• [EXCERPTED DATA]
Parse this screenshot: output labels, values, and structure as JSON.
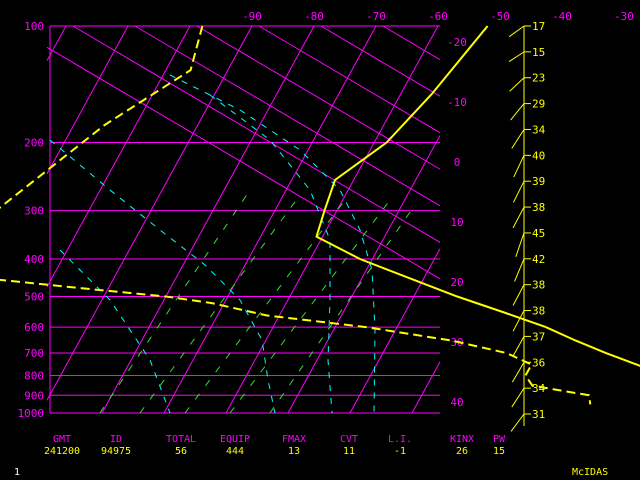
{
  "chart_data": {
    "type": "line",
    "title": "",
    "xlabel": "",
    "ylabel": "",
    "pressure_ticks": [
      100,
      200,
      300,
      400,
      500,
      600,
      700,
      800,
      900,
      1000
    ],
    "temp_ticks_top": [
      -90,
      -80,
      -70,
      -60,
      -50,
      -40,
      -30
    ],
    "isotherm_right_labels": [
      -20,
      -10,
      0,
      10,
      20,
      30,
      40
    ],
    "isotherms_c": [
      -130,
      -120,
      -110,
      -100,
      -90,
      -80,
      -70,
      -60,
      -50,
      -40,
      -30,
      -20,
      -10,
      0,
      10,
      20,
      30,
      40
    ],
    "series": [
      {
        "color": "#ffff00",
        "style": "solid",
        "points": [
          [
            100,
            -52
          ],
          [
            150,
            -55
          ],
          [
            200,
            -58
          ],
          [
            250,
            -63
          ],
          [
            300,
            -62
          ],
          [
            350,
            -61
          ],
          [
            400,
            -52
          ],
          [
            450,
            -42
          ],
          [
            500,
            -33
          ],
          [
            550,
            -24
          ],
          [
            600,
            -16
          ],
          [
            650,
            -10
          ],
          [
            700,
            -4
          ],
          [
            750,
            2
          ],
          [
            800,
            7
          ],
          [
            850,
            11
          ],
          [
            900,
            15
          ],
          [
            950,
            20
          ],
          [
            1000,
            25
          ]
        ]
      },
      {
        "color": "#ffff00",
        "style": "dashed",
        "points": [
          [
            100,
            -98
          ],
          [
            130,
            -96
          ],
          [
            180,
            -105
          ],
          [
            430,
            -122
          ],
          [
            450,
            -110
          ],
          [
            480,
            -92
          ],
          [
            500,
            -80
          ],
          [
            520,
            -72
          ],
          [
            560,
            -62
          ],
          [
            600,
            -45
          ],
          [
            650,
            -30
          ],
          [
            700,
            -20
          ],
          [
            750,
            -15
          ],
          [
            800,
            -15
          ],
          [
            850,
            -13
          ],
          [
            900,
            -3
          ],
          [
            950,
            -2
          ]
        ]
      }
    ],
    "wind_levels": [
      17,
      15,
      23,
      29,
      34,
      40,
      39,
      38,
      45,
      42,
      38,
      38,
      37,
      36,
      34,
      31
    ],
    "stats_headers": [
      "GMT",
      "ID",
      "TOTAL",
      "EQUIP",
      "FMAX",
      "CVT",
      "L.I.",
      "KINX",
      "PW"
    ],
    "stats_values": [
      "241200",
      "94975",
      "56",
      "444",
      "13",
      "11",
      "-1",
      "26",
      "15"
    ]
  },
  "footer": {
    "left": "1",
    "right": "McIDAS"
  }
}
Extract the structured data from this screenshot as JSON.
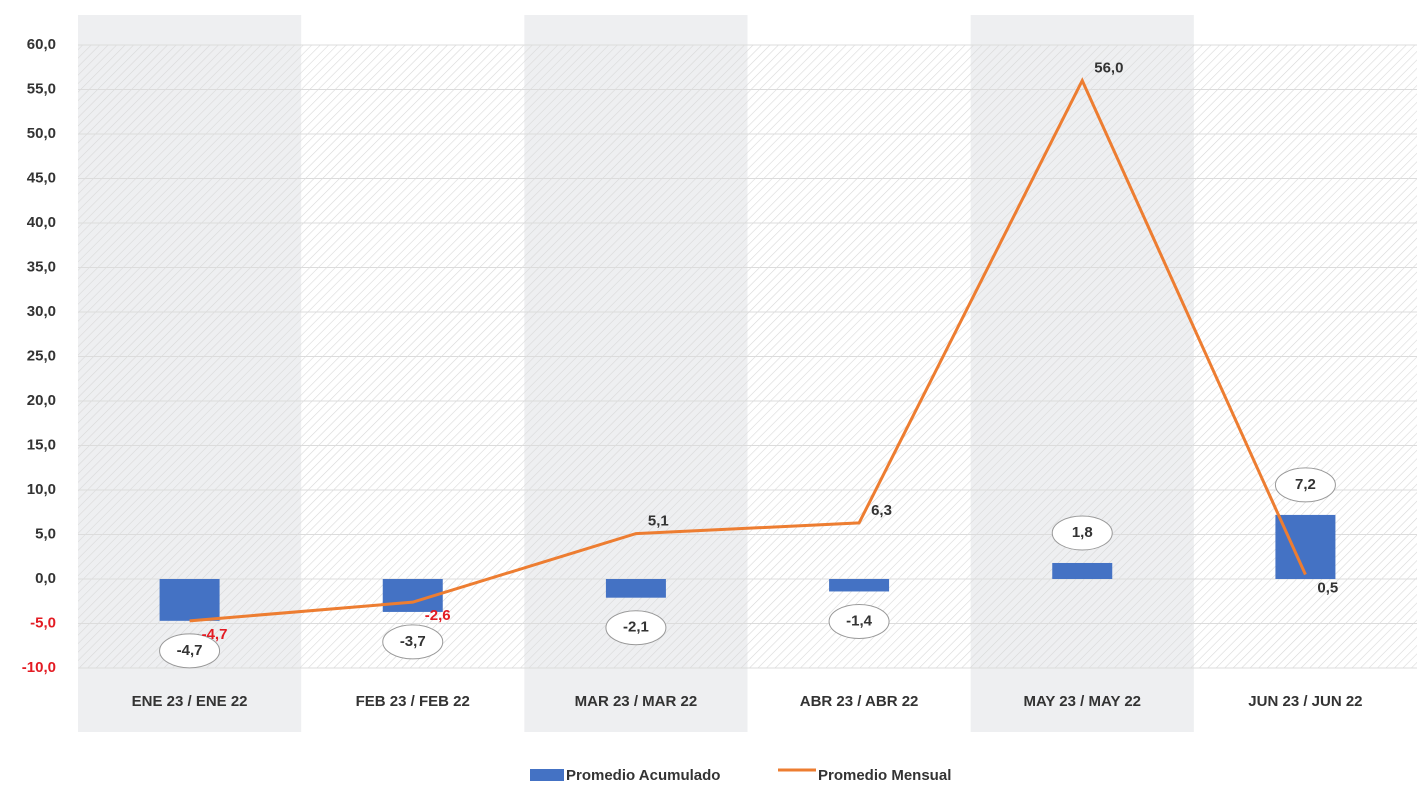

• [WORK TO COMPLETE] Copy every record above exactly, leaving out any pictures.

• [WRITTEN SOLUTION]
Parse this screenshot: output labels, values, and structure as JSON.
{
  "chart_data": {
    "type": "line",
    "title": "",
    "xlabel": "",
    "ylabel": "",
    "pressure_ticks": [
      100,
      200,
      300,
      400,
      500,
      600,
      700,
      800,
      900,
      1000
    ],
    "temp_ticks_top": [
      -90,
      -80,
      -70,
      -60,
      -50,
      -40,
      -30
    ],
    "isotherm_right_labels": [
      -20,
      -10,
      0,
      10,
      20,
      30,
      40
    ],
    "isotherms_c": [
      -130,
      -120,
      -110,
      -100,
      -90,
      -80,
      -70,
      -60,
      -50,
      -40,
      -30,
      -20,
      -10,
      0,
      10,
      20,
      30,
      40
    ],
    "series": [
      {
        "color": "#ffff00",
        "style": "solid",
        "points": [
          [
            100,
            -52
          ],
          [
            150,
            -55
          ],
          [
            200,
            -58
          ],
          [
            250,
            -63
          ],
          [
            300,
            -62
          ],
          [
            350,
            -61
          ],
          [
            400,
            -52
          ],
          [
            450,
            -42
          ],
          [
            500,
            -33
          ],
          [
            550,
            -24
          ],
          [
            600,
            -16
          ],
          [
            650,
            -10
          ],
          [
            700,
            -4
          ],
          [
            750,
            2
          ],
          [
            800,
            7
          ],
          [
            850,
            11
          ],
          [
            900,
            15
          ],
          [
            950,
            20
          ],
          [
            1000,
            25
          ]
        ]
      },
      {
        "color": "#ffff00",
        "style": "dashed",
        "points": [
          [
            100,
            -98
          ],
          [
            130,
            -96
          ],
          [
            180,
            -105
          ],
          [
            430,
            -122
          ],
          [
            450,
            -110
          ],
          [
            480,
            -92
          ],
          [
            500,
            -80
          ],
          [
            520,
            -72
          ],
          [
            560,
            -62
          ],
          [
            600,
            -45
          ],
          [
            650,
            -30
          ],
          [
            700,
            -20
          ],
          [
            750,
            -15
          ],
          [
            800,
            -15
          ],
          [
            850,
            -13
          ],
          [
            900,
            -3
          ],
          [
            950,
            -2
          ]
        ]
      }
    ],
    "wind_levels": [
      17,
      15,
      23,
      29,
      34,
      40,
      39,
      38,
      45,
      42,
      38,
      38,
      37,
      36,
      34,
      31
    ],
    "stats_headers": [
      "GMT",
      "ID",
      "TOTAL",
      "EQUIP",
      "FMAX",
      "CVT",
      "L.I.",
      "KINX",
      "PW"
    ],
    "stats_values": [
      "241200",
      "94975",
      "56",
      "444",
      "13",
      "11",
      "-1",
      "26",
      "15"
    ]
  },
  "footer": {
    "left": "1",
    "right": "McIDAS"
  }
}
Extract the structured data from this screenshot as JSON.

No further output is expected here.